══ Extracted data ══

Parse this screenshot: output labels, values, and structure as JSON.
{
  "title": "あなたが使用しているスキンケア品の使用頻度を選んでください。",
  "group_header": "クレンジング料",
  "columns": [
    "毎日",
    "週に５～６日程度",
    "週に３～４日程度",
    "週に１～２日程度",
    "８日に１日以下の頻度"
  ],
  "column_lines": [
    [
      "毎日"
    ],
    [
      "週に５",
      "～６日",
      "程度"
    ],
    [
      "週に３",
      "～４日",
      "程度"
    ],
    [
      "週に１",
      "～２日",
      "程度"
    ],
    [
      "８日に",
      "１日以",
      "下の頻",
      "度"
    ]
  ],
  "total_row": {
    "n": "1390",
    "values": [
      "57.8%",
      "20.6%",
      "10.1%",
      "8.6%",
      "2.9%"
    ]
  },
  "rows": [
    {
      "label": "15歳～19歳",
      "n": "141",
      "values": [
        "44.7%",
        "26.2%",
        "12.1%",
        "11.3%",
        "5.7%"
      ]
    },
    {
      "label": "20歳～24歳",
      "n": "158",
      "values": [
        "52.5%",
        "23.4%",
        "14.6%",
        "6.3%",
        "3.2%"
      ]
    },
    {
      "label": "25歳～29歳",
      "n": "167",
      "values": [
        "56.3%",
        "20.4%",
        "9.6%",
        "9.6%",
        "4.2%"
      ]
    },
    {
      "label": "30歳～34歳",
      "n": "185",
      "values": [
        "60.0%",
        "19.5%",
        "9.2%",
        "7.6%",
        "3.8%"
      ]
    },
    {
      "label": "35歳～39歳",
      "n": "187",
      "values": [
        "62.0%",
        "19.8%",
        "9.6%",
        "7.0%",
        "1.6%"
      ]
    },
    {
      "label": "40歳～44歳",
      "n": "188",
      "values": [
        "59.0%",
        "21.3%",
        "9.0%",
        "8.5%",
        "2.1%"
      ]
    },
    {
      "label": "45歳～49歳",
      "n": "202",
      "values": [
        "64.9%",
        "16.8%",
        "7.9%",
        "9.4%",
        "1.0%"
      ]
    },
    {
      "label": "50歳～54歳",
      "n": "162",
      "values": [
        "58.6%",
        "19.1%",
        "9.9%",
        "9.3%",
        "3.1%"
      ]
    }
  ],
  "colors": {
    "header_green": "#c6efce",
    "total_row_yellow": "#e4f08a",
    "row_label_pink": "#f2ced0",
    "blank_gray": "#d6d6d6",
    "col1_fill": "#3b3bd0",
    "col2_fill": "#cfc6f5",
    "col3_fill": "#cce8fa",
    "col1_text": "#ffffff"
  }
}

═══

• **Exercise prompt**
Everything in the listing above should be restated exactly.

• **Correct response**
Parse this screenshot: output labels, values, and structure as JSON.
{
  "title": "あなたが使用しているスキンケア品の使用頻度を選んでください。",
  "group_header": "クレンジング料",
  "columns": [
    "毎日",
    "週に５～６日程度",
    "週に３～４日程度",
    "週に１～２日程度",
    "８日に１日以下の頻度"
  ],
  "column_lines": [
    [
      "毎日"
    ],
    [
      "週に５",
      "～６日",
      "程度"
    ],
    [
      "週に３",
      "～４日",
      "程度"
    ],
    [
      "週に１",
      "～２日",
      "程度"
    ],
    [
      "８日に",
      "１日以",
      "下の頻",
      "度"
    ]
  ],
  "total_row": {
    "n": "1390",
    "values": [
      "57.8%",
      "20.6%",
      "10.1%",
      "8.6%",
      "2.9%"
    ]
  },
  "rows": [
    {
      "label": "15歳～19歳",
      "n": "141",
      "values": [
        "44.7%",
        "26.2%",
        "12.1%",
        "11.3%",
        "5.7%"
      ]
    },
    {
      "label": "20歳～24歳",
      "n": "158",
      "values": [
        "52.5%",
        "23.4%",
        "14.6%",
        "6.3%",
        "3.2%"
      ]
    },
    {
      "label": "25歳～29歳",
      "n": "167",
      "values": [
        "56.3%",
        "20.4%",
        "9.6%",
        "9.6%",
        "4.2%"
      ]
    },
    {
      "label": "30歳～34歳",
      "n": "185",
      "values": [
        "60.0%",
        "19.5%",
        "9.2%",
        "7.6%",
        "3.8%"
      ]
    },
    {
      "label": "35歳～39歳",
      "n": "187",
      "values": [
        "62.0%",
        "19.8%",
        "9.6%",
        "7.0%",
        "1.6%"
      ]
    },
    {
      "label": "40歳～44歳",
      "n": "188",
      "values": [
        "59.0%",
        "21.3%",
        "9.0%",
        "8.5%",
        "2.1%"
      ]
    },
    {
      "label": "45歳～49歳",
      "n": "202",
      "values": [
        "64.9%",
        "16.8%",
        "7.9%",
        "9.4%",
        "1.0%"
      ]
    },
    {
      "label": "50歳～54歳",
      "n": "162",
      "values": [
        "58.6%",
        "19.1%",
        "9.9%",
        "9.3%",
        "3.1%"
      ]
    }
  ],
  "colors": {
    "header_green": "#c6efce",
    "total_row_yellow": "#e4f08a",
    "row_label_pink": "#f2ced0",
    "blank_gray": "#d6d6d6",
    "col1_fill": "#3b3bd0",
    "col2_fill": "#cfc6f5",
    "col3_fill": "#cce8fa",
    "col1_text": "#ffffff"
  }
}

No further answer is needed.